▶ **What is needed**:
Drop the pictures from the entries below, then reproduce the rest exactly.

Start Given records

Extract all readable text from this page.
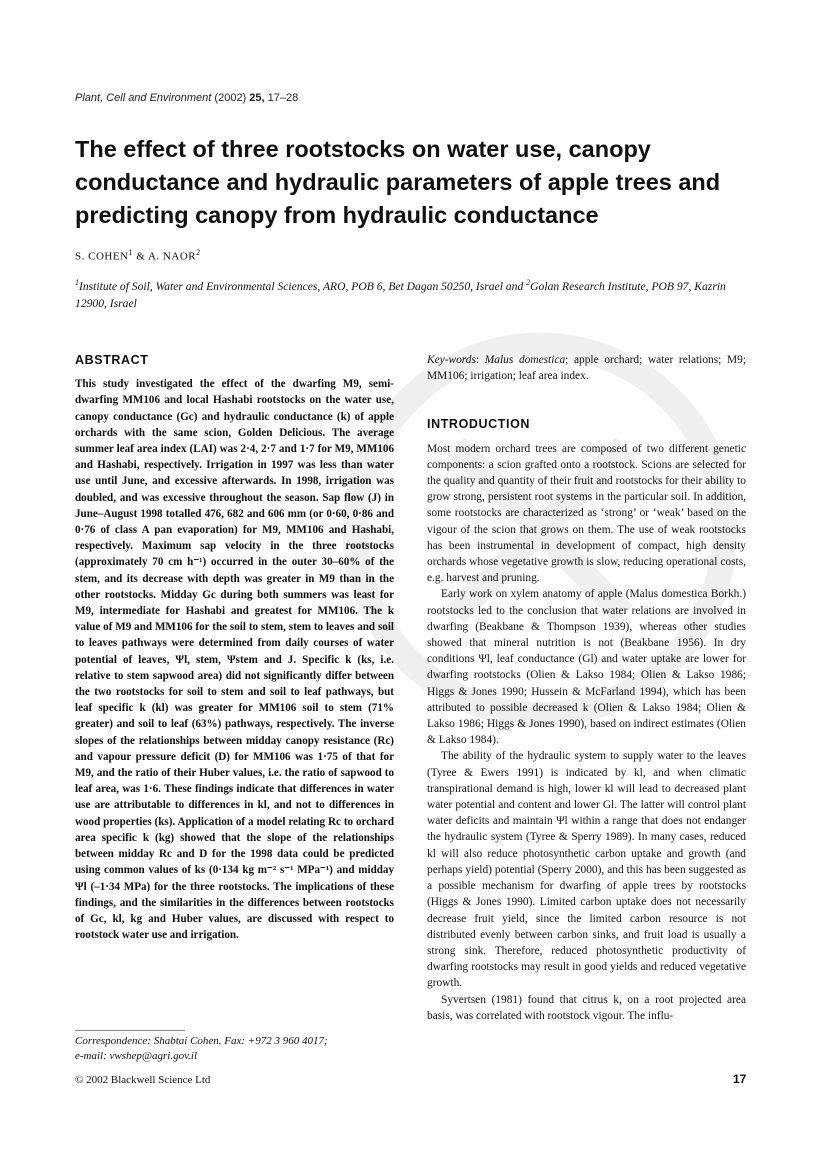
Plant, Cell and Environment (2002) 25, 17–28
The effect of three rootstocks on water use, canopy conductance and hydraulic parameters of apple trees and predicting canopy from hydraulic conductance
S. COHEN$^1$ & A. NAOR$^2$
$^1$Institute of Soil, Water and Environmental Sciences, ARO, POB 6, Bet Dagan 50250, Israel and $^2$Golan Research Institute, POB 97, Kazrin 12900, Israel
ABSTRACT

This study investigated the effect of the dwarfing M9, semi-dwarfing MM106 and local Hashabi rootstocks on the water use, canopy conductance (Gc) and hydraulic conductance (k) of apple orchards with the same scion, Golden Delicious. The average summer leaf area index (LAI) was 2·4, 2·7 and 1·7 for M9, MM106 and Hashabi, respectively. Irrigation in 1997 was less than water use until June, and excessive afterwards. In 1998, irrigation was doubled, and was excessive throughout the season. Sap flow (J) in June–August 1998 totalled 476, 682 and 606 mm (or 0·60, 0·86 and 0·76 of class A pan evaporation) for M9, MM106 and Hashabi, respectively. Maximum sap velocity in the three rootstocks (approximately 70 cm h⁻¹) occurred in the outer 30–60% of the stem, and its decrease with depth was greater in M9 than in the other rootstocks. Midday Gc during both summers was least for M9, intermediate for Hashabi and greatest for MM106. The k value of M9 and MM106 for the soil to stem, stem to leaves and soil to leaves pathways were determined from daily courses of water potential of leaves, Ψl, stem, Ψstem and J. Specific k (ks, i.e. relative to stem sapwood area) did not significantly differ between the two rootstocks for soil to stem and soil to leaf pathways, but leaf specific k (kl) was greater for MM106 soil to stem (71% greater) and soil to leaf (63%) pathways, respectively. The inverse slopes of the relationships between midday canopy resistance (Rc) and vapour pressure deficit (D) for MM106 was 1·75 of that for M9, and the ratio of their Huber values, i.e. the ratio of sapwood to leaf area, was 1·6. These findings indicate that differences in water use are attributable to differences in kl, and not to differences in wood properties (ks). Application of a model relating Rc to orchard area specific k (kg) showed that the slope of the relationships between midday Rc and D for the 1998 data could be predicted using common values of ks (0·134 kg m⁻² s⁻¹ MPa⁻¹) and midday Ψl (–1·34 MPa) for the three rootstocks. The implications of these findings, and the similarities in the differences between rootstocks of Gc, kl, kg and Huber values, are discussed with respect to rootstock water use and irrigation.

Key-words: Malus domestica; apple orchard; water relations; M9; MM106; irrigation; leaf area index.

INTRODUCTION

Most modern orchard trees are composed of two different genetic components: a scion grafted onto a rootstock. Scions are selected for the quality and quantity of their fruit and rootstocks for their ability to grow strong, persistent root systems in the particular soil. In addition, some rootstocks are characterized as ‘strong’ or ‘weak’ based on the vigour of the scion that grows on them. The use of weak rootstocks has been instrumental in development of compact, high density orchards whose vegetative growth is slow, reducing operational costs, e.g. harvest and pruning.

Early work on xylem anatomy of apple (Malus domestica Borkh.) rootstocks led to the conclusion that water relations are involved in dwarfing (Beakbane & Thompson 1939), whereas other studies showed that mineral nutrition is not (Beakbane 1956). In dry conditions Ψl, leaf conductance (Gl) and water uptake are lower for dwarfing rootstocks (Olien & Lakso 1984; Olien & Lakso 1986; Higgs & Jones 1990; Hussein & McFarland 1994), which has been attributed to possible decreased k (Olien & Lakso 1984; Olien & Lakso 1986; Higgs & Jones 1990), based on indirect estimates (Olien & Lakso 1984).

The ability of the hydraulic system to supply water to the leaves (Tyree & Ewers 1991) is indicated by kl, and when climatic transpirational demand is high, lower kl will lead to decreased plant water potential and content and lower Gl. The latter will control plant water deficits and maintain Ψl within a range that does not endanger the hydraulic system (Tyree & Sperry 1989). In many cases, reduced kl will also reduce photosynthetic carbon uptake and growth (and perhaps yield) potential (Sperry 2000), and this has been suggested as a possible mechanism for dwarfing of apple trees by rootstocks (Higgs & Jones 1990). Limited carbon uptake does not necessarily decrease fruit yield, since the limited carbon resource is not distributed evenly between carbon sinks, and fruit load is usually a strong sink. Therefore, reduced photosynthetic productivity of dwarfing rootstocks may result in good yields and reduced vegetative growth.

Syvertsen (1981) found that citrus k, on a root projected area basis, was correlated with rootstock vigour. The influ-

Correspondence: Shabtai Cohen. Fax: +972 3 960 4017;
e-mail: vwshep@agri.gov.il
© 2002 Blackwell Science Ltd	17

End Given records

▶ **Correct output**:
Extract all readable text from this page.
Plant, Cell and Environment (2002) 25, 17–28
The effect of three rootstocks on water use, canopy conductance and hydraulic parameters of apple trees and predicting canopy from hydraulic conductance
S. COHEN$^1$ & A. NAOR$^2$
$^1$Institute of Soil, Water and Environmental Sciences, ARO, POB 6, Bet Dagan 50250, Israel and $^2$Golan Research Institute, POB 97, Kazrin 12900, Israel
ABSTRACT

This study investigated the effect of the dwarfing M9, semi-dwarfing MM106 and local Hashabi rootstocks on the water use, canopy conductance (Gc) and hydraulic conductance (k) of apple orchards with the same scion, Golden Delicious. The average summer leaf area index (LAI) was 2·4, 2·7 and 1·7 for M9, MM106 and Hashabi, respectively. Irrigation in 1997 was less than water use until June, and excessive afterwards. In 1998, irrigation was doubled, and was excessive throughout the season. Sap flow (J) in June–August 1998 totalled 476, 682 and 606 mm (or 0·60, 0·86 and 0·76 of class A pan evaporation) for M9, MM106 and Hashabi, respectively. Maximum sap velocity in the three rootstocks (approximately 70 cm h⁻¹) occurred in the outer 30–60% of the stem, and its decrease with depth was greater in M9 than in the other rootstocks. Midday Gc during both summers was least for M9, intermediate for Hashabi and greatest for MM106. The k value of M9 and MM106 for the soil to stem, stem to leaves and soil to leaves pathways were determined from daily courses of water potential of leaves, Ψl, stem, Ψstem and J. Specific k (ks, i.e. relative to stem sapwood area) did not significantly differ between the two rootstocks for soil to stem and soil to leaf pathways, but leaf specific k (kl) was greater for MM106 soil to stem (71% greater) and soil to leaf (63%) pathways, respectively. The inverse slopes of the relationships between midday canopy resistance (Rc) and vapour pressure deficit (D) for MM106 was 1·75 of that for M9, and the ratio of their Huber values, i.e. the ratio of sapwood to leaf area, was 1·6. These findings indicate that differences in water use are attributable to differences in kl, and not to differences in wood properties (ks). Application of a model relating Rc to orchard area specific k (kg) showed that the slope of the relationships between midday Rc and D for the 1998 data could be predicted using common values of ks (0·134 kg m⁻² s⁻¹ MPa⁻¹) and midday Ψl (–1·34 MPa) for the three rootstocks. The implications of these findings, and the similarities in the differences between rootstocks of Gc, kl, kg and Huber values, are discussed with respect to rootstock water use and irrigation.

Key-words: Malus domestica; apple orchard; water relations; M9; MM106; irrigation; leaf area index.

INTRODUCTION

Most modern orchard trees are composed of two different genetic components: a scion grafted onto a rootstock. Scions are selected for the quality and quantity of their fruit and rootstocks for their ability to grow strong, persistent root systems in the particular soil. In addition, some rootstocks are characterized as ‘strong’ or ‘weak’ based on the vigour of the scion that grows on them. The use of weak rootstocks has been instrumental in development of compact, high density orchards whose vegetative growth is slow, reducing operational costs, e.g. harvest and pruning.

Early work on xylem anatomy of apple (Malus domestica Borkh.) rootstocks led to the conclusion that water relations are involved in dwarfing (Beakbane & Thompson 1939), whereas other studies showed that mineral nutrition is not (Beakbane 1956). In dry conditions Ψl, leaf conductance (Gl) and water uptake are lower for dwarfing rootstocks (Olien & Lakso 1984; Olien & Lakso 1986; Higgs & Jones 1990; Hussein & McFarland 1994), which has been attributed to possible decreased k (Olien & Lakso 1984; Olien & Lakso 1986; Higgs & Jones 1990), based on indirect estimates (Olien & Lakso 1984).

The ability of the hydraulic system to supply water to the leaves (Tyree & Ewers 1991) is indicated by kl, and when climatic transpirational demand is high, lower kl will lead to decreased plant water potential and content and lower Gl. The latter will control plant water deficits and maintain Ψl within a range that does not endanger the hydraulic system (Tyree & Sperry 1989). In many cases, reduced kl will also reduce photosynthetic carbon uptake and growth (and perhaps yield) potential (Sperry 2000), and this has been suggested as a possible mechanism for dwarfing of apple trees by rootstocks (Higgs & Jones 1990). Limited carbon uptake does not necessarily decrease fruit yield, since the limited carbon resource is not distributed evenly between carbon sinks, and fruit load is usually a strong sink. Therefore, reduced photosynthetic productivity of dwarfing rootstocks may result in good yields and reduced vegetative growth.

Syvertsen (1981) found that citrus k, on a root projected area basis, was correlated with rootstock vigour. The influ-

Correspondence: Shabtai Cohen. Fax: +972 3 960 4017;
e-mail: vwshep@agri.gov.il
© 2002 Blackwell Science Ltd	17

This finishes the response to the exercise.